Check each line below for the word "this", and copy those that have it.

## RECORD EXTRACTS
□ □ □
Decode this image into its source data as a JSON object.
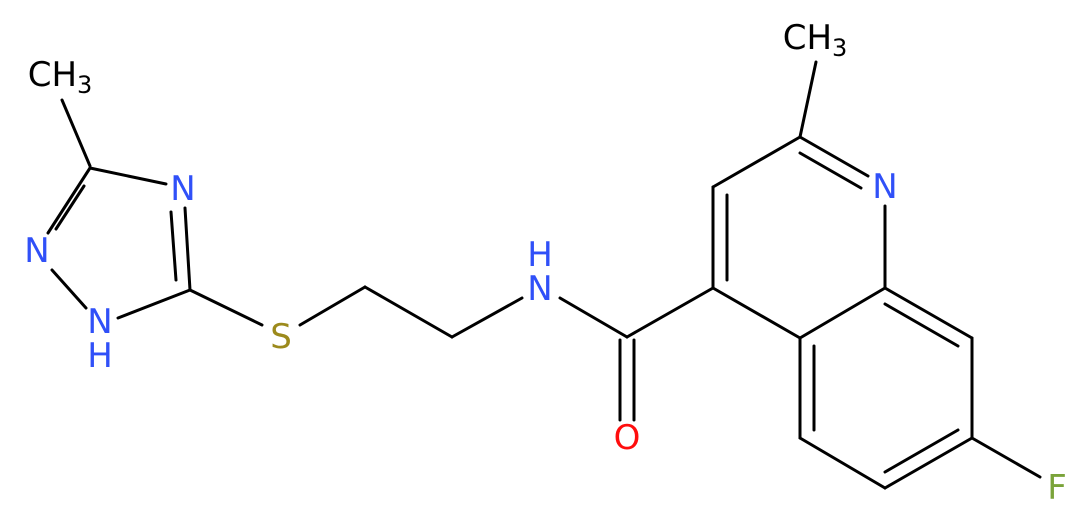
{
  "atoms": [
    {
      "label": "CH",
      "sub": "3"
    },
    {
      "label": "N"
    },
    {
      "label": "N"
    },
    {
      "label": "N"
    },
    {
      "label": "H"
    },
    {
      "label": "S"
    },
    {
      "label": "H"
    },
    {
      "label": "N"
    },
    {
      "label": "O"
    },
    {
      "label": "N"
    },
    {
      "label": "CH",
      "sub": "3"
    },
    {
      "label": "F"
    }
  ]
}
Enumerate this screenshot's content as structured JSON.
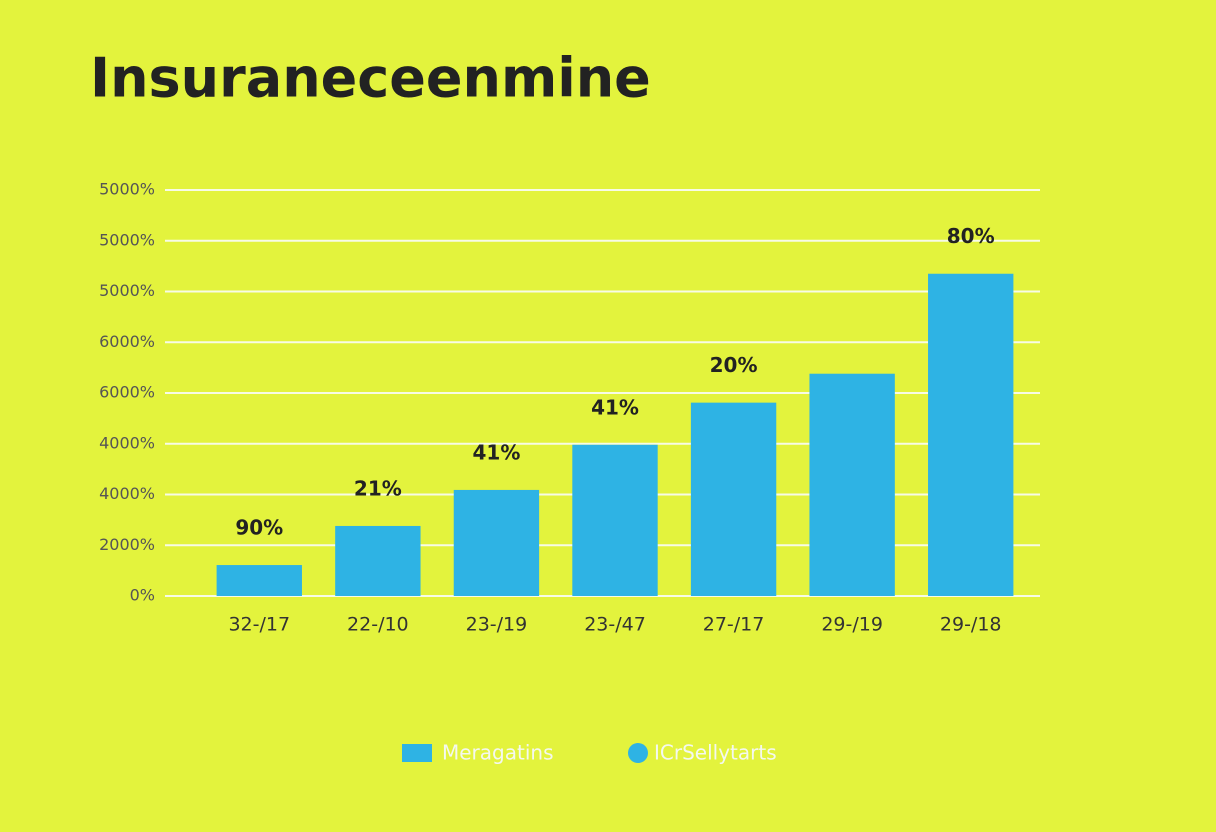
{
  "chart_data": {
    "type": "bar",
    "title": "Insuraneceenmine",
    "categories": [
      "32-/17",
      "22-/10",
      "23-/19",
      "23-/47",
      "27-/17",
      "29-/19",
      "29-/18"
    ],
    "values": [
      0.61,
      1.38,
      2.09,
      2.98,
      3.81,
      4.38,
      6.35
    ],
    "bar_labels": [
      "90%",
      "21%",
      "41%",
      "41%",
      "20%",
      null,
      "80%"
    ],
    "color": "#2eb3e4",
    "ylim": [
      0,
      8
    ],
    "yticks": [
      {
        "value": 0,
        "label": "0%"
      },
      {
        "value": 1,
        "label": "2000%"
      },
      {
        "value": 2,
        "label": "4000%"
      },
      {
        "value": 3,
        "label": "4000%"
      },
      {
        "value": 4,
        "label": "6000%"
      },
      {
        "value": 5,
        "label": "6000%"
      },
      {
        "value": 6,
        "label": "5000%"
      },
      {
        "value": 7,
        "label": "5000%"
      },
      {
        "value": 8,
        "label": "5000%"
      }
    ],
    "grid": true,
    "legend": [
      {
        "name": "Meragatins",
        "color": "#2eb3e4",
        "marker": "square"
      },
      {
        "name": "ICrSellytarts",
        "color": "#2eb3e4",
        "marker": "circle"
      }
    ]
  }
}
□ □ □
## ANSWER
Decode this image into its source data as a JSON object.
Enumerate this screenshot's content as structured JSON.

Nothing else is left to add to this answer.